» Given exercise
Return each line of the records with nothing changed, pictures excepted.
╔══
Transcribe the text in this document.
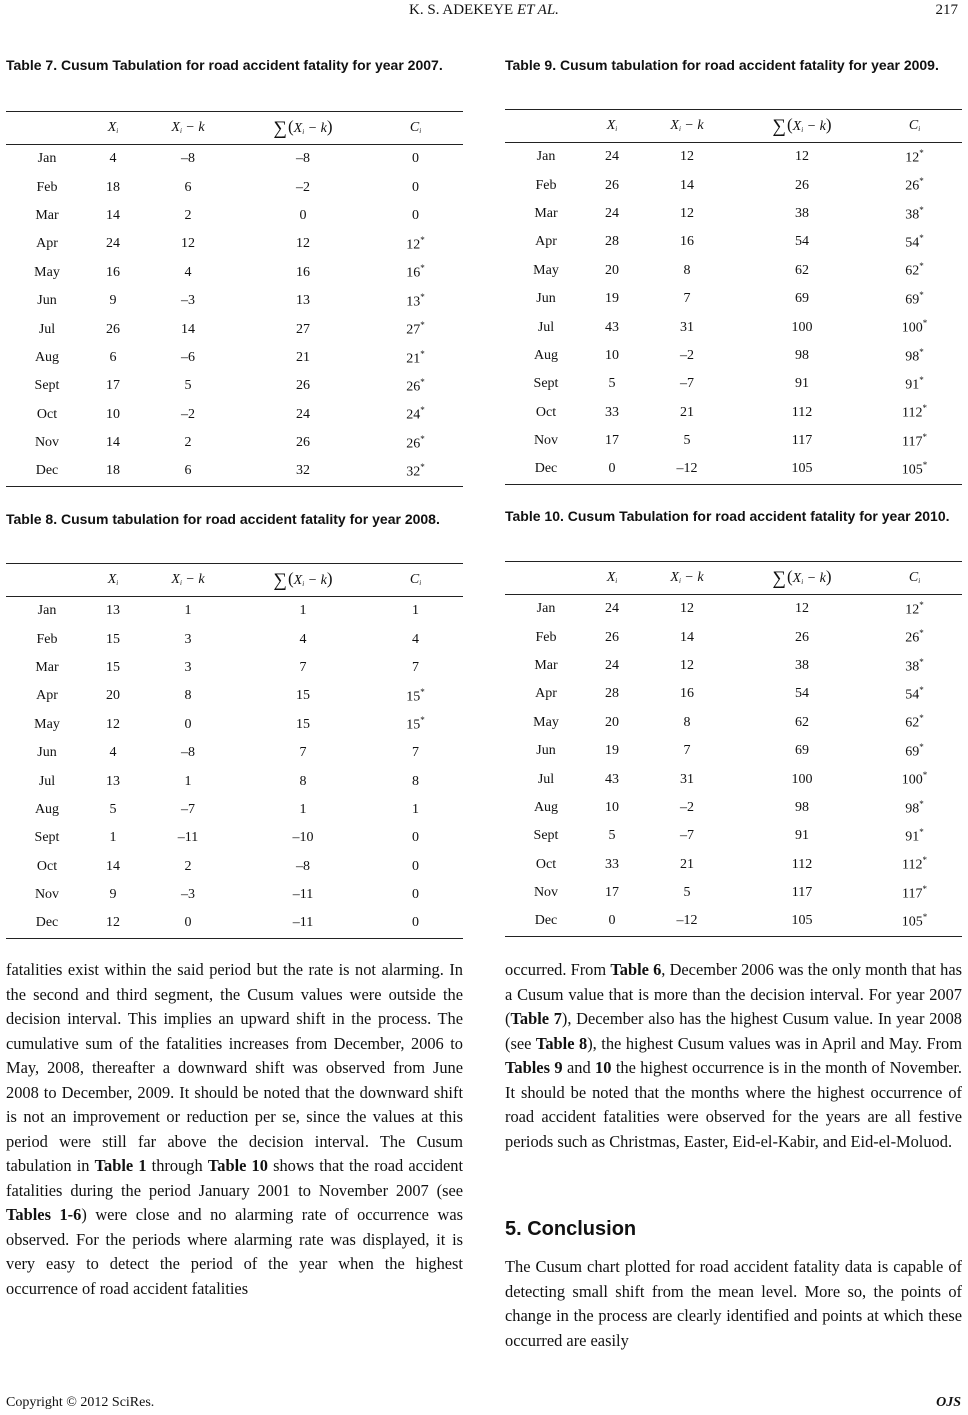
K. S. ADEKEYE ET AL.	217

Table 7. Cusum Tabulation for road accident fatality for year 2007.

	Xi	Xi − k	∑(Xi − k)	Ci
Jan	4	–8	–8	0
Feb	18	6	–2	0
Mar	14	2	0	0
Apr	24	12	12	12*
May	16	4	16	16*
Jun	9	–3	13	13*
Jul	26	14	27	27*
Aug	6	–6	21	21*
Sept	17	5	26	26*
Oct	10	–2	24	24*
Nov	14	2	26	26*
Dec	18	6	32	32*

Table 8. Cusum tabulation for road accident fatality for year 2008.

	Xi	Xi − k	∑(Xi − k)	Ci
Jan	13	1	1	1
Feb	15	3	4	4
Mar	15	3	7	7
Apr	20	8	15	15*
May	12	0	15	15*
Jun	4	–8	7	7
Jul	13	1	8	8
Aug	5	–7	1	1
Sept	1	–11	–10	0
Oct	14	2	–8	0
Nov	9	–3	–11	0
Dec	12	0	–11	0

Table 9. Cusum tabulation for road accident fatality for year 2009.

	Xi	Xi − k	∑(Xi − k)	Ci
Jan	24	12	12	12*
Feb	26	14	26	26*
Mar	24	12	38	38*
Apr	28	16	54	54*
May	20	8	62	62*
Jun	19	7	69	69*
Jul	43	31	100	100*
Aug	10	–2	98	98*
Sept	5	–7	91	91*
Oct	33	21	112	112*
Nov	17	5	117	117*
Dec	0	–12	105	105*

Table 10. Cusum Tabulation for road accident fatality for year 2010.

	Xi	Xi − k	∑(Xi − k)	Ci
Jan	24	12	12	12*
Feb	26	14	26	26*
Mar	24	12	38	38*
Apr	28	16	54	54*
May	20	8	62	62*
Jun	19	7	69	69*
Jul	43	31	100	100*
Aug	10	–2	98	98*
Sept	5	–7	91	91*
Oct	33	21	112	112*
Nov	17	5	117	117*
Dec	0	–12	105	105*

fatalities exist within the said period but the rate is not alarming. In the second and third segment, the Cusum values were outside the decision interval. This implies an upward shift in the process. The cumulative sum of the fatalities increases from December, 2006 to May, 2008, thereafter a downward shift was observed from June 2008 to December, 2009. It should be noted that the downward shift is not an improvement or reduction per se, since the values at this period were still far above the decision interval. The Cusum tabulation in Table 1 through Table 10 shows that the road accident fatalities during the period January 2001 to November 2007 (see Tables 1-6) were close and no alarming rate of occurrence was observed. For the periods where alarming rate was displayed, it is very easy to detect the period of the year when the highest occurrence of road accident fatalities

occurred. From Table 6, December 2006 was the only month that has a Cusum value that is more than the decision interval. For year 2007 (Table 7), December also has the highest Cusum value. In year 2008 (see Table 8), the highest Cusum values was in April and May. From Tables 9 and 10 the highest occurrence is in the month of November. It should be noted that the months where the highest occurrence of road accident fatalities were observed for the years are all festive periods such as Christmas, Easter, Eid-el-Kabir, and Eid-el-Moluod.

5. Conclusion

The Cusum chart plotted for road accident fatality data is capable of detecting small shift from the mean level. More so, the points of change in the process are clearly identified and points at which these occurred are easily

Copyright © 2012 SciRes.	OJS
╚══
» Written response
Transcribe the text in this document.
K. S. ADEKEYE ET AL.	217

Table 7. Cusum Tabulation for road accident fatality for year 2007.

	Xi	Xi − k	∑(Xi − k)	Ci
Jan	4	–8	–8	0
Feb	18	6	–2	0
Mar	14	2	0	0
Apr	24	12	12	12*
May	16	4	16	16*
Jun	9	–3	13	13*
Jul	26	14	27	27*
Aug	6	–6	21	21*
Sept	17	5	26	26*
Oct	10	–2	24	24*
Nov	14	2	26	26*
Dec	18	6	32	32*

Table 8. Cusum tabulation for road accident fatality for year 2008.

	Xi	Xi − k	∑(Xi − k)	Ci
Jan	13	1	1	1
Feb	15	3	4	4
Mar	15	3	7	7
Apr	20	8	15	15*
May	12	0	15	15*
Jun	4	–8	7	7
Jul	13	1	8	8
Aug	5	–7	1	1
Sept	1	–11	–10	0
Oct	14	2	–8	0
Nov	9	–3	–11	0
Dec	12	0	–11	0

Table 9. Cusum tabulation for road accident fatality for year 2009.

	Xi	Xi − k	∑(Xi − k)	Ci
Jan	24	12	12	12*
Feb	26	14	26	26*
Mar	24	12	38	38*
Apr	28	16	54	54*
May	20	8	62	62*
Jun	19	7	69	69*
Jul	43	31	100	100*
Aug	10	–2	98	98*
Sept	5	–7	91	91*
Oct	33	21	112	112*
Nov	17	5	117	117*
Dec	0	–12	105	105*

Table 10. Cusum Tabulation for road accident fatality for year 2010.

	Xi	Xi − k	∑(Xi − k)	Ci
Jan	24	12	12	12*
Feb	26	14	26	26*
Mar	24	12	38	38*
Apr	28	16	54	54*
May	20	8	62	62*
Jun	19	7	69	69*
Jul	43	31	100	100*
Aug	10	–2	98	98*
Sept	5	–7	91	91*
Oct	33	21	112	112*
Nov	17	5	117	117*
Dec	0	–12	105	105*

fatalities exist within the said period but the rate is not alarming. In the second and third segment, the Cusum values were outside the decision interval. This implies an upward shift in the process. The cumulative sum of the fatalities increases from December, 2006 to May, 2008, thereafter a downward shift was observed from June 2008 to December, 2009. It should be noted that the downward shift is not an improvement or reduction per se, since the values at this period were still far above the decision interval. The Cusum tabulation in Table 1 through Table 10 shows that the road accident fatalities during the period January 2001 to November 2007 (see Tables 1-6) were close and no alarming rate of occurrence was observed. For the periods where alarming rate was displayed, it is very easy to detect the period of the year when the highest occurrence of road accident fatalities

occurred. From Table 6, December 2006 was the only month that has a Cusum value that is more than the decision interval. For year 2007 (Table 7), December also has the highest Cusum value. In year 2008 (see Table 8), the highest Cusum values was in April and May. From Tables 9 and 10 the highest occurrence is in the month of November. It should be noted that the months where the highest occurrence of road accident fatalities were observed for the years are all festive periods such as Christmas, Easter, Eid-el-Kabir, and Eid-el-Moluod.

5. Conclusion

The Cusum chart plotted for road accident fatality data is capable of detecting small shift from the mean level. More so, the points of change in the process are clearly identified and points at which these occurred are easily

Copyright © 2012 SciRes.	OJS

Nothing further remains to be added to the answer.